TESTO DI LETTURA –

_ _ _

Respinto il ricorso di un’azienda contro la reintegra di un lavoratore licenziato per aver rifiutato di sottoporsi all’accertamento tecnico voluto dall’azienda al fine di verificare il suo stato di salute in seguito alle numerose assenze per malattia

La Cassazione, con la sentenza n. 16251/2020, si è pronunciata sul contenzioso tra un’azienda e un proprio dipendente, insorto in seguito al licenziamento per giusta causa intimato a quest’ultimo nel novembre del 2016. La società, a seguito di numerose assenze per malattia del lavoratore aveva adito il Tribunale al fine di promuovere un a.t.p. (accertamento tecnico preventivo) diretto ad accertare lo stato di salute del dipendente che, costituitosi, tuttavia si dichiarava indisponibile a sottoporsi all’esame. Il giudice aveva quindi dichiarato il non luogo a provvedere.

Successivamente il lavoratore aveva ricevuto una contestazione disciplinare da parte della società, con cui si censurava il suo rifiuto di prestare il consenso a sottoporsi agli accertamenti, rendendo così impossibile la verifica del suo stato di salute e “giustificando ulteriormente i sospetti circa l’effettiva sussistenza degli episodi morbosi”.

_ _ _

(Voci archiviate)
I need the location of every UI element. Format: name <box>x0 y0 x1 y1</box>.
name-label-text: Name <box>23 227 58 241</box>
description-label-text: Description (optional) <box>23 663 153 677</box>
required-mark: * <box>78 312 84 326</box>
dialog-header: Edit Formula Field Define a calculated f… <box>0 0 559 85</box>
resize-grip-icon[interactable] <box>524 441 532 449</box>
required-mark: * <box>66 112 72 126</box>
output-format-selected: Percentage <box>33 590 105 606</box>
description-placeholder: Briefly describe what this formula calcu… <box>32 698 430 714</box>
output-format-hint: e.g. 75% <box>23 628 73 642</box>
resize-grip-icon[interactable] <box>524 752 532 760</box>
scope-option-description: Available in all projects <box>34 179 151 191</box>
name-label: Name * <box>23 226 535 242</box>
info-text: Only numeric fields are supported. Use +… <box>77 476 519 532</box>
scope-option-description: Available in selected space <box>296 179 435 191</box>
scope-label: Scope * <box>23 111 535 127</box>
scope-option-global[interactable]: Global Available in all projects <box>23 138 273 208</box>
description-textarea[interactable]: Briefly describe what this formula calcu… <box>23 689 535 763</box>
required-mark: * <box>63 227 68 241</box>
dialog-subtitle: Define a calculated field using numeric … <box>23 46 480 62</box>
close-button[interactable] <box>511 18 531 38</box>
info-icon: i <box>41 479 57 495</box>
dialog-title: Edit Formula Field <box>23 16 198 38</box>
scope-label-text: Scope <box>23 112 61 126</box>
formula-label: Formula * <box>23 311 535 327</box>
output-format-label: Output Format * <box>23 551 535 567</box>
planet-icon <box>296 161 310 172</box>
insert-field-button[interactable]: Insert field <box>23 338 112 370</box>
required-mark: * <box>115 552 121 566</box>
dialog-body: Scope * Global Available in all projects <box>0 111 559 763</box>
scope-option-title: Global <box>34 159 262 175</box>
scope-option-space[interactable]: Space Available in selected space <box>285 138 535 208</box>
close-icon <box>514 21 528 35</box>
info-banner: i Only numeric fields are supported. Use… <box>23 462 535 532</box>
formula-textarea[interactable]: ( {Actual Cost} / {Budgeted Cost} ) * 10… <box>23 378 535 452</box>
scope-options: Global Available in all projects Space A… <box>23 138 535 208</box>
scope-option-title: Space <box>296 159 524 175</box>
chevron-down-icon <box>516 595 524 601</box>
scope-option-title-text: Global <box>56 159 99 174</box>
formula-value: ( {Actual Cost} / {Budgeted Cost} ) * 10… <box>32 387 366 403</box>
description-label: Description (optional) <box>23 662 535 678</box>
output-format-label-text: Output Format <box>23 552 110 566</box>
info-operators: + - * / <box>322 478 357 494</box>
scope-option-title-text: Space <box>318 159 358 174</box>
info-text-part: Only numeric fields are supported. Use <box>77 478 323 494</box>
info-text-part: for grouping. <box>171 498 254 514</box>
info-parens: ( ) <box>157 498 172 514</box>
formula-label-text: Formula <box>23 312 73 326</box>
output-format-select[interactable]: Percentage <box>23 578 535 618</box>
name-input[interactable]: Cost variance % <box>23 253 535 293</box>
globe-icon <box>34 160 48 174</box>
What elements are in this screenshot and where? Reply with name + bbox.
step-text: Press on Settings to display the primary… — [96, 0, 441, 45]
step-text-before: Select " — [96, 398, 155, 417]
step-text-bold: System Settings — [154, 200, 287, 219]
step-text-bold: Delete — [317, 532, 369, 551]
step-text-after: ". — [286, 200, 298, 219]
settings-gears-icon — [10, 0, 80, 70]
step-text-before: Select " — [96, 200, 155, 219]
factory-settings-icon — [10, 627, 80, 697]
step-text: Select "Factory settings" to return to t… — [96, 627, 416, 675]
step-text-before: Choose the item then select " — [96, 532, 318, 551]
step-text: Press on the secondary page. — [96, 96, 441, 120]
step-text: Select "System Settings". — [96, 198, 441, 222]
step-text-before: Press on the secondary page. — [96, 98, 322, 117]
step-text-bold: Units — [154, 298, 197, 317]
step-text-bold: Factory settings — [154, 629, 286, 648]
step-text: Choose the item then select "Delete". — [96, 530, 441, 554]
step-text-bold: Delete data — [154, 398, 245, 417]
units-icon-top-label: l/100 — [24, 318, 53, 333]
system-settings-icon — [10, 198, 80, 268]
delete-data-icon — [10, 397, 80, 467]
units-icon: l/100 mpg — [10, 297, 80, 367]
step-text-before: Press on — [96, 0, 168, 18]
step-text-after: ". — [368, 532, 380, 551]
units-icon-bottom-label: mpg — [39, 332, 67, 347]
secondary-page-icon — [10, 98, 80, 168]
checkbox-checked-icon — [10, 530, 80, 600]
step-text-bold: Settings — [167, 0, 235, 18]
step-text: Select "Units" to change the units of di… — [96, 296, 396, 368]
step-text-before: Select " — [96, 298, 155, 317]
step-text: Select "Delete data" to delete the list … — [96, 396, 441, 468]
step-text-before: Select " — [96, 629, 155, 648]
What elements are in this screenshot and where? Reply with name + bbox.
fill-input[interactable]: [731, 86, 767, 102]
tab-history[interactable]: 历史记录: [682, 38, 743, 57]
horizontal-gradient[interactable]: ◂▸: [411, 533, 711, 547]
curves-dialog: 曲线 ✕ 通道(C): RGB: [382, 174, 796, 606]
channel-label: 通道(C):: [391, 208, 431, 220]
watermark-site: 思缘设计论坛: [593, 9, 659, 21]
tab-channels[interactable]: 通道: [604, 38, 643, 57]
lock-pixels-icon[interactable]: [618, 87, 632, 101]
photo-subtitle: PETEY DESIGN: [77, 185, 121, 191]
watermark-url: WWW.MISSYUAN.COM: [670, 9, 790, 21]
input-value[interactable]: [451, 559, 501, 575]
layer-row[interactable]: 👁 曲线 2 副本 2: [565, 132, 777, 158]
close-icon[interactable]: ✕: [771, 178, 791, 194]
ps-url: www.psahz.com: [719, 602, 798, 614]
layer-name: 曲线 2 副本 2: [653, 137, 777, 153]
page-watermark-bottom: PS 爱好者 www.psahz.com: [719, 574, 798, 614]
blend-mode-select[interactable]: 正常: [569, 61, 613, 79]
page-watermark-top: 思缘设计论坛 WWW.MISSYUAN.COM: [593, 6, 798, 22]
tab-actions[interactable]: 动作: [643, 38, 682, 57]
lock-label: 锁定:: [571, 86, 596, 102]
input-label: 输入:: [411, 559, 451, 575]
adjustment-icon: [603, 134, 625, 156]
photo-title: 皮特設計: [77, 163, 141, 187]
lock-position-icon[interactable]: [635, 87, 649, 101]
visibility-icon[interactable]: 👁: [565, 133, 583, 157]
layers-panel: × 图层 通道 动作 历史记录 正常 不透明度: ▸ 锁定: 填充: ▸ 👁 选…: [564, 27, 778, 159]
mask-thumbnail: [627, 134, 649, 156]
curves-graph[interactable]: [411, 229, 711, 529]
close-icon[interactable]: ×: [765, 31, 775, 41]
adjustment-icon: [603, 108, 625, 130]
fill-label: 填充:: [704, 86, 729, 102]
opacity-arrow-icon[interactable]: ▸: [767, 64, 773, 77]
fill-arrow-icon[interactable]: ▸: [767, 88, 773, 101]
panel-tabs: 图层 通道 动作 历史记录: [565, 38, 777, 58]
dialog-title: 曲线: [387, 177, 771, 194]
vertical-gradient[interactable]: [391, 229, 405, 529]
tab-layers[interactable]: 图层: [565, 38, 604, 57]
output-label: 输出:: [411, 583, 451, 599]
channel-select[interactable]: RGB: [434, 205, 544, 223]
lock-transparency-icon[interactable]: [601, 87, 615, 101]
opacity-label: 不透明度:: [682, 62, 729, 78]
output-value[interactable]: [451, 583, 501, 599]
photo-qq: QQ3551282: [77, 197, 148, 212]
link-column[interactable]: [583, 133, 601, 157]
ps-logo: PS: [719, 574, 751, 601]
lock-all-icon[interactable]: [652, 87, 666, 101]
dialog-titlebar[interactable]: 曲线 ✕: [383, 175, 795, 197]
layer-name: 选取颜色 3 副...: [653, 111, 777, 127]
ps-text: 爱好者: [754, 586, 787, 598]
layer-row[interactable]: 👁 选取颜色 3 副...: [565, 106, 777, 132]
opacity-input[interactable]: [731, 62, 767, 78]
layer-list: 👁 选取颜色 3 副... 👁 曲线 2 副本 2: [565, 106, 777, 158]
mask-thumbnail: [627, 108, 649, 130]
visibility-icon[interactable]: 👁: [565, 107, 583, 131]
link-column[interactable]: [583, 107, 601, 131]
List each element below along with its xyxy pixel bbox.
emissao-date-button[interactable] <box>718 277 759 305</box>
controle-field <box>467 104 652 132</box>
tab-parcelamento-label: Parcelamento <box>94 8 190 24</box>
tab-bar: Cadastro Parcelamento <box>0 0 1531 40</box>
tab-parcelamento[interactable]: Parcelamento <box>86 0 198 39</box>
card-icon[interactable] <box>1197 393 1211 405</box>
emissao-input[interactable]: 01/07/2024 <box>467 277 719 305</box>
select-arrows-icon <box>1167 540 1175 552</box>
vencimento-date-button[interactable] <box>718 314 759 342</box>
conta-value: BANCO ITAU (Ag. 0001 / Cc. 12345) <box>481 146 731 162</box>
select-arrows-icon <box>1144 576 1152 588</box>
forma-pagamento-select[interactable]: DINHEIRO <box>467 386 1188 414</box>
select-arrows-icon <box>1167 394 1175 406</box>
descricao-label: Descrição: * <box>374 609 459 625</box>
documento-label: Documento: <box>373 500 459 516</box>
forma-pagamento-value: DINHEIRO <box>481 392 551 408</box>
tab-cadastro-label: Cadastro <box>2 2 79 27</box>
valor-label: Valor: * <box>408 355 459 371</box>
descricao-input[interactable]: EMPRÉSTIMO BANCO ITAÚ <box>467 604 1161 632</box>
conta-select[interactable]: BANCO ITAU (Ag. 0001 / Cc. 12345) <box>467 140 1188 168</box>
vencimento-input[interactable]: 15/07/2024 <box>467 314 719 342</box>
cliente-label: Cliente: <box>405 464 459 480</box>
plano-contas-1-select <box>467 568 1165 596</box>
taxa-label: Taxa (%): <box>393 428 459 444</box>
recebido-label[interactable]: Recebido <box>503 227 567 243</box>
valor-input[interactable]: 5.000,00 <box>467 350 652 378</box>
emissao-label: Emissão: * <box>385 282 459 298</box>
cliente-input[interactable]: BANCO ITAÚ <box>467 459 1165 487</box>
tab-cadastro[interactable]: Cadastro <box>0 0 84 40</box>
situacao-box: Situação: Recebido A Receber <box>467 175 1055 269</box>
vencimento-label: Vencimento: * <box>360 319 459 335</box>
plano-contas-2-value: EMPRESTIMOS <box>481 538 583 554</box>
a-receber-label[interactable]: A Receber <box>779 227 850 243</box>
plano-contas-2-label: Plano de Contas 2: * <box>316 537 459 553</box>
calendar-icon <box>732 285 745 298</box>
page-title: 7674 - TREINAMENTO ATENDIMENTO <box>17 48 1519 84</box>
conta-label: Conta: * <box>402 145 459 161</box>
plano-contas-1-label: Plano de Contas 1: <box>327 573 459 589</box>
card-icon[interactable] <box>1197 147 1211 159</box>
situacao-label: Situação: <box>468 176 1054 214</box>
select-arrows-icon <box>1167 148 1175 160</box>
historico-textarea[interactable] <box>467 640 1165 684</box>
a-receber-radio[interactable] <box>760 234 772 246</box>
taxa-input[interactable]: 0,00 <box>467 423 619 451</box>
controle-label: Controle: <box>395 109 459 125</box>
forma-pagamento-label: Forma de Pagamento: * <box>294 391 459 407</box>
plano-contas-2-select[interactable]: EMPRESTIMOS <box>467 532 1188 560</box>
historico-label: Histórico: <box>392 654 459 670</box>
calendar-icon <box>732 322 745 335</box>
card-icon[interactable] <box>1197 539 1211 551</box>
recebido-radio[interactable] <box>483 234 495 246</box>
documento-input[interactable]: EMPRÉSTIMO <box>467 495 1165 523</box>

_ _ _

DOMANDE –
[A] Rispondi in base al testo sulla sentenza della Cassazione:
(i) Qual è il numero della sentenza con cui si è pronunciata la Cassazione?
(ii) Che cosa aveva dichiarato il giudice dopo che il dipendente si era detto indisponibile all'esame?
(iii) Che cosa censurava la contestazione disciplinare ricevuta dal lavoratore?
[B] Riscrivi senza alcuna modifica il passo del testo sulla sentenza della Cassazione che va da "La Cassazione, con" fino a "luogo a provvedere.".
[C] Prosegui il testo sulla sentenza della Cassazione a partire dall'ultima frase riportata.

RISULTATI DELL'ESERCIZIO –
[A]
(i) La sentenza n. 16251/2020.
(ii) Il non luogo a provvedere.
(iii) Il suo rifiuto di prestare il consenso a sottoporsi agli accertamenti.

[B]
La Cassazione, con la sentenza n. 16251/2020, si è pronunciata sul contenzioso tra un’azienda e un proprio dipendente, insorto in seguito al licenziamento per giusta causa intimato a quest’ultimo nel novembre del 2016. La società, a seguito di numerose assenze per malattia del lavoratore aveva adito il Tribunale al fine di promuovere un a.t.p. (accertamento tecnico preventivo) diretto ad accertare lo stato di salute del dipendente che, costituitosi, tuttavia si dichiarava indisponibile a sottoporsi all’esame. Il giudice aveva quindi dichiarato il non luogo a provvedere.

[C]
La datrice, non accogliendo le giustificazioni del lavoratore, procedeva quindi al suo licenziamento per giusta causa.

In sede di opposizione al provvedimento, il giudice osservava come le numerose assenze per malattia del lavoratore nel corso del 2016, attestate da certificati emessi da medici diversi e poste a ridosso dei weekend e spesso alternate a ferie e permessi nei mesi di luglio e agosto 2016, avessero ingenerato nella convenuta dubbi circa l’effettività delle malattie stesse, ritenendo inoltre che il rifiuto del ricorrente a sottoporsi a CTU nell’ambito del giudizio per ATP dovesse essere qualificata come una rilevante violazione dei doveri di correttezza e buona fede gravanti sul lavoratore.

La Corte di appello, in totale riforma della sentenza impugnata, aveva dichiarato illegittimo il licenziamento, condannando l’azienda  a reintegrare il reclamante nel precedente posto di lavoro con le medesime o equivalenti mansioni ed a corrispondergli l’indennità risarcitoria pari alle retribuzioni globali di fatto maturate dal giorno del recesso a quello dell’effettiva reintegrazione.

La pronuncia di secondo grado è stata confermata anche dalla Suprema Corte. I Giudici Ermellini hanno infatti evidenziato che l’a.t.p. è uno strumento previsto dall’art.445 bis c.p.c. per deflazionare il contenzioso in materia previdenziale e non certo per consentire al datore di lavoro di controllare lo stato di salute dei propri dipendenti; è dunque previsto come condizione di procedibilità nelle controversie, mentre per lo scopo voluto nella fattispecie dal datore di lavoro sovviene l’art.5 L.n.300\70 secondo cui: “sono vietati accertamenti da parte del datore di lavoro sulla idoneità e sulla infermità per malattia o infortunio del lavoratore dipendente”.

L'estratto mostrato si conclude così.